▼▼▼

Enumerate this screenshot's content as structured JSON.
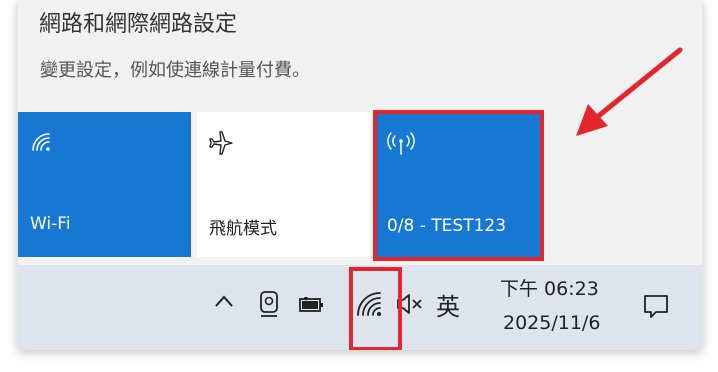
{
  "panel": {
    "title": "網路和網際網路設定",
    "subtitle": "變更設定，例如使連線計量付費。"
  },
  "tiles": [
    {
      "label": "Wi-Fi",
      "icon": "wifi-icon",
      "state": "on"
    },
    {
      "label": "飛航模式",
      "icon": "airplane-icon",
      "state": "off"
    },
    {
      "label": "0/8 - TEST123",
      "icon": "hotspot-icon",
      "state": "on"
    }
  ],
  "taskbar": {
    "ime": "英",
    "time": "下午 06:23",
    "date": "2025/11/6",
    "icons": [
      "chevron-up-icon",
      "camera-icon",
      "battery-icon",
      "wifi-icon",
      "speaker-muted-icon",
      "notification-icon"
    ]
  },
  "colors": {
    "accent": "#1778d4",
    "annotation_red": "#e4262c",
    "taskbar_bg": "#dde4ee",
    "panel_bg": "#f1f1f1"
  }
}
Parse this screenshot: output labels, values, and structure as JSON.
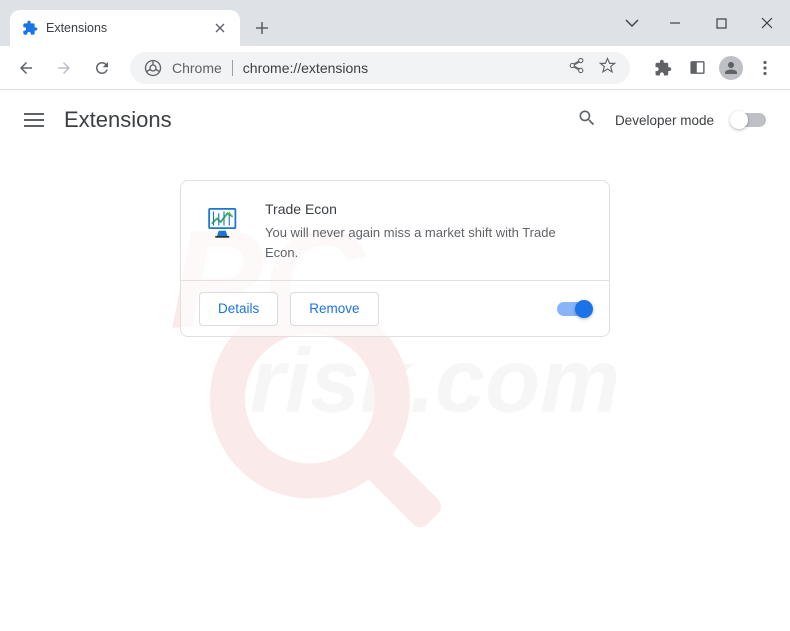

▲▲▲

The entries above are to be returned exactly, without their pictures.

The completed task:
Enumerate this screenshot's content as structured JSON.
{
  "panel": {
    "title": "網路和網際網路設定",
    "subtitle": "變更設定，例如使連線計量付費。"
  },
  "tiles": [
    {
      "label": "Wi-Fi",
      "icon": "wifi-icon",
      "state": "on"
    },
    {
      "label": "飛航模式",
      "icon": "airplane-icon",
      "state": "off"
    },
    {
      "label": "0/8 - TEST123",
      "icon": "hotspot-icon",
      "state": "on"
    }
  ],
  "taskbar": {
    "ime": "英",
    "time": "下午 06:23",
    "date": "2025/11/6",
    "icons": [
      "chevron-up-icon",
      "camera-icon",
      "battery-icon",
      "wifi-icon",
      "speaker-muted-icon",
      "notification-icon"
    ]
  },
  "colors": {
    "accent": "#1778d4",
    "annotation_red": "#e4262c",
    "taskbar_bg": "#dde4ee",
    "panel_bg": "#f1f1f1"
  }
}
Parse this screenshot: output labels, values, and structure as JSON.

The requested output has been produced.